Las fuentes que esa primera generación de intelectuales europeos manejó sobre la religión fuera de Europa eran de segunda mano; en su mayoría, nunca realizaron trabajos de campo fuera del continente y dependieron de la información que recibían a través de cartas y crónicas. Estos documentos no eran neutrales: muchos fueron producidos por misioneros protestantes en los enclaves coloniales que trabajaban para el aparato colonial (McAuley 2019). Sin embargo, dichos autores, usando esos documentos, establecieron las categorías binarias que todavía utilizamos al estudiar temas religiosos en América Latina, como material/espiritual, sagrado/profano y formas “modernas” o “elementales” de la religión (Engelke 2011).
El aparato conceptual de las ciencias sociales fue creado para comprender las transformaciones que la modernidad provocó en la religiosidad europea. Por eso, uno de los principales desafíos para entender la religiosidad latinoamericana ha sido el uso de categorías que no fueron diseñadas teniendo en mente nuestra realidad religiosa. La ventaja de continuar con el uso de estas categorías es que esto permite un diálogo científico entre el centro (nor-Atlántico) y las periferias (otras regiones del mundo). La limitación es que esas herramientas, al ignorar particularidades culturales e históricas distintas a las europeas, velan aspectos de la experiencia religiosa humana.
Teniendo en cuenta las condiciones de producción de tales categorías, en este número especial queremos problematizar la investigación de lo religioso desde las ciencias sociales en América Latina. Reconociendo las contribuciones desde otros campos disciplinarios (como la antropología y la historia), nos interesa repasar estas cuestiones desde la sociología. Para esta convocatoria recibimos 33 artículos, enviamos 13 a revisar, 30 pares evaluadores hicieron correcciones y, basándonos en sus sugerencias, aceptamos 7. Estos artículos, creemos, contribuyen al debate aquí planteado, discutiendo y criticando la propuesta, aportando nuevos datos y expandiendo la forma de abordar el campo de estudio.

########################################

• [INSTRUCCIONES A SEGUIR] Transcribe, por favor, el fragmento del texto sobre la religión en América Latina que va desde “Teniendo en cuenta” hasta “campo de estudio.”, ambos incluidos. Los registros son material aparte del texto sobre la religión en América Latina.

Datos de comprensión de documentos
########################################

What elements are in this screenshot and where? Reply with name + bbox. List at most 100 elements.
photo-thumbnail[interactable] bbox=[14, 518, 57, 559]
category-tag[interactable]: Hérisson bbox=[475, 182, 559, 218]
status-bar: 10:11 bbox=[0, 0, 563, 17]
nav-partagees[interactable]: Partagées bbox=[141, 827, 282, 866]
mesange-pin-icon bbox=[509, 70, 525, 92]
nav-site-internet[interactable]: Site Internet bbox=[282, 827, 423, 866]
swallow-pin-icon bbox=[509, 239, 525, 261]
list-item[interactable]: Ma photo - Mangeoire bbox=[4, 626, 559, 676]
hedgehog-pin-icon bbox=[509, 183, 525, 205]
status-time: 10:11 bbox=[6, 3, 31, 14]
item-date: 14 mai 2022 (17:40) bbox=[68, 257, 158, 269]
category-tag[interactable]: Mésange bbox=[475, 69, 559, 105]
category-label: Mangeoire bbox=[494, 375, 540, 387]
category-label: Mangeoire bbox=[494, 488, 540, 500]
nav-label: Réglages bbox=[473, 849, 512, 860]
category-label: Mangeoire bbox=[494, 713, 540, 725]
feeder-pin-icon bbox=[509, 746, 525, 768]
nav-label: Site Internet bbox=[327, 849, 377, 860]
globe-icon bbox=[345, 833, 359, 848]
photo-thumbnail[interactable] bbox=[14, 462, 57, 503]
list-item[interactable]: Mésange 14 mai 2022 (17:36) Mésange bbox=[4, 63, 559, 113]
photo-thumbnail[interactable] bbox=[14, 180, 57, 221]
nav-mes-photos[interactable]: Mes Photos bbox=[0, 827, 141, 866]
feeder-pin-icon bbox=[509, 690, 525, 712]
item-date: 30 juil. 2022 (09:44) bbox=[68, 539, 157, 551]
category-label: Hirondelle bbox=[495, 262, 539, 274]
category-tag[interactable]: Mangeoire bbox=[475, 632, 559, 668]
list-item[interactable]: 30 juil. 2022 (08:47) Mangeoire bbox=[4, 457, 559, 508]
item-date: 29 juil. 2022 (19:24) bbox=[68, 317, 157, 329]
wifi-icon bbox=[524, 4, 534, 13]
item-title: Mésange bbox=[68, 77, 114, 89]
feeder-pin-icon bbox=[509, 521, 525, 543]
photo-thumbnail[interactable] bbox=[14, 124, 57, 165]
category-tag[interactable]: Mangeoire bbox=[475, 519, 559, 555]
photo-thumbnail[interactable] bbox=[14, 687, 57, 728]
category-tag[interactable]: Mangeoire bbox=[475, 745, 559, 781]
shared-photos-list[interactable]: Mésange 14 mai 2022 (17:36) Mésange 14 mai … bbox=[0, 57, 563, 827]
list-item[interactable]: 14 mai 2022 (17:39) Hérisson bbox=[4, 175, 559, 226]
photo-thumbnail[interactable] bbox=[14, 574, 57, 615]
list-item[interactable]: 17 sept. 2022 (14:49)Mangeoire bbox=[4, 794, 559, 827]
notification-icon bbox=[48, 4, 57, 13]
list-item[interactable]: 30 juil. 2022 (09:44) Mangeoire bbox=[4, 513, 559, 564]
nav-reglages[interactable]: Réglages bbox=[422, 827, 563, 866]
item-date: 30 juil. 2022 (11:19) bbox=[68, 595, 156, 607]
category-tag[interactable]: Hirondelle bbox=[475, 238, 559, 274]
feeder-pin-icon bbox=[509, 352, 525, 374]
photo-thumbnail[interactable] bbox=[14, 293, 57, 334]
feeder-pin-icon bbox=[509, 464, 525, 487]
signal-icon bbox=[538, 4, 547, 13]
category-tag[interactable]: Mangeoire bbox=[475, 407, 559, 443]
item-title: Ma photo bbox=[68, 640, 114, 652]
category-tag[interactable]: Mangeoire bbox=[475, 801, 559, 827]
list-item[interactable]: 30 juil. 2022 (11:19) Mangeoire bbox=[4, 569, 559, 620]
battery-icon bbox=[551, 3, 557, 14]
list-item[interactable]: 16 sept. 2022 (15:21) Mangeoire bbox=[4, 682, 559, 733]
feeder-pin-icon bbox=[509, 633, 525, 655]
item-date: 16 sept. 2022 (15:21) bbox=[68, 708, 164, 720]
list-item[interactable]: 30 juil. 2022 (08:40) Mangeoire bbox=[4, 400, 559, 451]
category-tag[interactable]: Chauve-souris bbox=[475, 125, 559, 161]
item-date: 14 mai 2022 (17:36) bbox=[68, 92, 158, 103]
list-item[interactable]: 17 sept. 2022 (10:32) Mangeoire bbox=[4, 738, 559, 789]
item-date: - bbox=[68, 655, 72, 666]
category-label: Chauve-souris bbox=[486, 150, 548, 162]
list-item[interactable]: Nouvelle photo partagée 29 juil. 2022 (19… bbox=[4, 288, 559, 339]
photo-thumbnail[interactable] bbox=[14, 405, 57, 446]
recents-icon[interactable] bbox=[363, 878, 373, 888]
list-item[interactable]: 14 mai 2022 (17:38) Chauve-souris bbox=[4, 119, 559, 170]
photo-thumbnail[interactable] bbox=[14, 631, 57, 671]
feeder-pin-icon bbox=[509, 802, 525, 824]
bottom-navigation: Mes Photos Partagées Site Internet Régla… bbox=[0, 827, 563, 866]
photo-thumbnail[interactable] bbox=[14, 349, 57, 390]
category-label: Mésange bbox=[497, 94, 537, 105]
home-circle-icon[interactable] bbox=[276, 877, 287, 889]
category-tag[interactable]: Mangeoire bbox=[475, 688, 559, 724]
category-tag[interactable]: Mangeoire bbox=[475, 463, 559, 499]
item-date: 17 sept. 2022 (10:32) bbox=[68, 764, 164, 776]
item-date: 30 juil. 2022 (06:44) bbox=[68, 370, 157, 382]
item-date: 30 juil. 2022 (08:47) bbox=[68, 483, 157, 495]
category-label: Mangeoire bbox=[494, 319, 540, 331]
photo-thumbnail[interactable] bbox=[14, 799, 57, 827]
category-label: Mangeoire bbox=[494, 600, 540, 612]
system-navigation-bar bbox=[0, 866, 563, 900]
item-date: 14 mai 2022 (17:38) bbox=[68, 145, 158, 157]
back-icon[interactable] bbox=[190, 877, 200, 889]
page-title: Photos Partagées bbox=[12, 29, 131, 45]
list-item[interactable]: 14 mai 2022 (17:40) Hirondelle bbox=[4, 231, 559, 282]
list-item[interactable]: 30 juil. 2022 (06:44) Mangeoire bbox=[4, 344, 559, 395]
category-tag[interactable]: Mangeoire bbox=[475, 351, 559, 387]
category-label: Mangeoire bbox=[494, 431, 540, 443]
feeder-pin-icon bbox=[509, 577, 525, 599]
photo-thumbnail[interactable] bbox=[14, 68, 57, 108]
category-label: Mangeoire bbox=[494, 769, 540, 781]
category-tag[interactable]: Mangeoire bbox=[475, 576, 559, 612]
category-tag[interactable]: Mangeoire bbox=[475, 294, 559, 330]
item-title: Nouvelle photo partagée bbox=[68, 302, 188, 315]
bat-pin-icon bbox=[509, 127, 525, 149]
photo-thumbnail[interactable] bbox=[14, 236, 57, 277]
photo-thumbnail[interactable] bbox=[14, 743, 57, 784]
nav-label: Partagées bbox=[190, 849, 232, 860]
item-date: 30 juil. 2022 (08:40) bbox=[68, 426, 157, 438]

########################################

• [SOLUCIÓN]
Teniendo en cuenta las condiciones de producción de tales categorías, en este número especial queremos problematizar la investigación de lo religioso desde las ciencias sociales en América Latina. Reconociendo las contribuciones desde otros campos disciplinarios (como la antropología y la historia), nos interesa repasar estas cuestiones desde la sociología. Para esta convocatoria recibimos 33 artículos, enviamos 13 a revisar, 30 pares evaluadores hicieron correcciones y, basándonos en sus sugerencias, aceptamos 7. Estos artículos, creemos, contribuyen al debate aquí planteado, discutiendo y criticando la propuesta, aportando nuevos datos y expandiendo la forma de abordar el campo de estudio.